▽

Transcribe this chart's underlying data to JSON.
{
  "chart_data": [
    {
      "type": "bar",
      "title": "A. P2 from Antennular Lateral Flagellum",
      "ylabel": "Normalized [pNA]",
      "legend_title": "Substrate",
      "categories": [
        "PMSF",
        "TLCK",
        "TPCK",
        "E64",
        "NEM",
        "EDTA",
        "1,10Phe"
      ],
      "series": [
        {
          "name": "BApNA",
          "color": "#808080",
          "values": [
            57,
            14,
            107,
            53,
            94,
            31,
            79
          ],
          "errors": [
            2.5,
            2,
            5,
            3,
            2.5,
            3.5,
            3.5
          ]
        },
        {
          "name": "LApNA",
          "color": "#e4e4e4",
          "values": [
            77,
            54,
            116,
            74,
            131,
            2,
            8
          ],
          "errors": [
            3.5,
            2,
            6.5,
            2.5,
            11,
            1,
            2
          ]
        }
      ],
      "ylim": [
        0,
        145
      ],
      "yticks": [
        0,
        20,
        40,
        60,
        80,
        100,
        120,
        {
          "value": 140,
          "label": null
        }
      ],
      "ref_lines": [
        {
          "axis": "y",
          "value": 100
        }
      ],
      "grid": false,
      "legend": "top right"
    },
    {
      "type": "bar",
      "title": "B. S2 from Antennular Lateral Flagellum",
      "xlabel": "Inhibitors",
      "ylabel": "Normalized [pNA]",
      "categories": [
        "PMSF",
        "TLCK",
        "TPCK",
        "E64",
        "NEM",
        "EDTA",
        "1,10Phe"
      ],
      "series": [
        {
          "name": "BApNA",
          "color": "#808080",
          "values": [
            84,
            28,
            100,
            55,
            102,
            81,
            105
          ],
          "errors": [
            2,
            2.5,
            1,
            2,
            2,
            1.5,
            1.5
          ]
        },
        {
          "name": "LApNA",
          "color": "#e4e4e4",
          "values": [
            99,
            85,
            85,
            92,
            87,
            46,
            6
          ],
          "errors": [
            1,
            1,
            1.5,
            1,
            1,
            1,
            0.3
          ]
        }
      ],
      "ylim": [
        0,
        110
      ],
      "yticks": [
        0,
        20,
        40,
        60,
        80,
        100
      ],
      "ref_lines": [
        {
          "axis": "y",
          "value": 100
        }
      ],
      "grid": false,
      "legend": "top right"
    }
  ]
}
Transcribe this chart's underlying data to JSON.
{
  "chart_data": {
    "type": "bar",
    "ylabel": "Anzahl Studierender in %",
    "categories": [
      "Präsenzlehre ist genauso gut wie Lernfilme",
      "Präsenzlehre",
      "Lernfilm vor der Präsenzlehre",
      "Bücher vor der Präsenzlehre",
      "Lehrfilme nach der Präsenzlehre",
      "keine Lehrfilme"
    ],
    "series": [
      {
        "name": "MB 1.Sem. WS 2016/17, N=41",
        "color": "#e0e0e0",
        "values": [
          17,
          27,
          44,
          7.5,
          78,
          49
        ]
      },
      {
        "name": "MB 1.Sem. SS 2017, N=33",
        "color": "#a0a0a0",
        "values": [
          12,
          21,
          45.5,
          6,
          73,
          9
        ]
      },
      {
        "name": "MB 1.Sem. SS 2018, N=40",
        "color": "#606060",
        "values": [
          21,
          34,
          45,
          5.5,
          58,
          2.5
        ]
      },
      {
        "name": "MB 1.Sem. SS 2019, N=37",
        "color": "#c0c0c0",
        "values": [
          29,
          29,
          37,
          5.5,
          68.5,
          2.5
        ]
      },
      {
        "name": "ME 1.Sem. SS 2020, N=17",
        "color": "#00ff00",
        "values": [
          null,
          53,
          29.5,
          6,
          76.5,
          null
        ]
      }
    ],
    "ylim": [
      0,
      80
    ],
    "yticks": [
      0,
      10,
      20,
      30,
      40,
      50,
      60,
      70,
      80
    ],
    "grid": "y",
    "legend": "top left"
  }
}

△

_Directions for this task_: Output an exact copy of each record.

_Result for this exercise_:
Transcribe this chart's underlying data to JSON.
{
  "chart_data": [
    {
      "type": "bar",
      "title": "A. P2 from Antennular Lateral Flagellum",
      "ylabel": "Normalized [pNA]",
      "legend_title": "Substrate",
      "categories": [
        "PMSF",
        "TLCK",
        "TPCK",
        "E64",
        "NEM",
        "EDTA",
        "1,10Phe"
      ],
      "series": [
        {
          "name": "BApNA",
          "color": "#808080",
          "values": [
            57,
            14,
            107,
            53,
            94,
            31,
            79
          ],
          "errors": [
            2.5,
            2,
            5,
            3,
            2.5,
            3.5,
            3.5
          ]
        },
        {
          "name": "LApNA",
          "color": "#e4e4e4",
          "values": [
            77,
            54,
            116,
            74,
            131,
            2,
            8
          ],
          "errors": [
            3.5,
            2,
            6.5,
            2.5,
            11,
            1,
            2
          ]
        }
      ],
      "ylim": [
        0,
        145
      ],
      "yticks": [
        0,
        20,
        40,
        60,
        80,
        100,
        120,
        {
          "value": 140,
          "label": null
        }
      ],
      "ref_lines": [
        {
          "axis": "y",
          "value": 100
        }
      ],
      "grid": false,
      "legend": "top right"
    },
    {
      "type": "bar",
      "title": "B. S2 from Antennular Lateral Flagellum",
      "xlabel": "Inhibitors",
      "ylabel": "Normalized [pNA]",
      "categories": [
        "PMSF",
        "TLCK",
        "TPCK",
        "E64",
        "NEM",
        "EDTA",
        "1,10Phe"
      ],
      "series": [
        {
          "name": "BApNA",
          "color": "#808080",
          "values": [
            84,
            28,
            100,
            55,
            102,
            81,
            105
          ],
          "errors": [
            2,
            2.5,
            1,
            2,
            2,
            1.5,
            1.5
          ]
        },
        {
          "name": "LApNA",
          "color": "#e4e4e4",
          "values": [
            99,
            85,
            85,
            92,
            87,
            46,
            6
          ],
          "errors": [
            1,
            1,
            1.5,
            1,
            1,
            1,
            0.3
          ]
        }
      ],
      "ylim": [
        0,
        110
      ],
      "yticks": [
        0,
        20,
        40,
        60,
        80,
        100
      ],
      "ref_lines": [
        {
          "axis": "y",
          "value": 100
        }
      ],
      "grid": false,
      "legend": "top right"
    }
  ]
}
Transcribe this chart's underlying data to JSON.
{
  "chart_data": {
    "type": "bar",
    "ylabel": "Anzahl Studierender in %",
    "categories": [
      "Präsenzlehre ist genauso gut wie Lernfilme",
      "Präsenzlehre",
      "Lernfilm vor der Präsenzlehre",
      "Bücher vor der Präsenzlehre",
      "Lehrfilme nach der Präsenzlehre",
      "keine Lehrfilme"
    ],
    "series": [
      {
        "name": "MB 1.Sem. WS 2016/17, N=41",
        "color": "#e0e0e0",
        "values": [
          17,
          27,
          44,
          7.5,
          78,
          49
        ]
      },
      {
        "name": "MB 1.Sem. SS 2017, N=33",
        "color": "#a0a0a0",
        "values": [
          12,
          21,
          45.5,
          6,
          73,
          9
        ]
      },
      {
        "name": "MB 1.Sem. SS 2018, N=40",
        "color": "#606060",
        "values": [
          21,
          34,
          45,
          5.5,
          58,
          2.5
        ]
      },
      {
        "name": "MB 1.Sem. SS 2019, N=37",
        "color": "#c0c0c0",
        "values": [
          29,
          29,
          37,
          5.5,
          68.5,
          2.5
        ]
      },
      {
        "name": "ME 1.Sem. SS 2020, N=17",
        "color": "#00ff00",
        "values": [
          null,
          53,
          29.5,
          6,
          76.5,
          null
        ]
      }
    ],
    "ylim": [
      0,
      80
    ],
    "yticks": [
      0,
      10,
      20,
      30,
      40,
      50,
      60,
      70,
      80
    ],
    "grid": "y",
    "legend": "top left"
  }
}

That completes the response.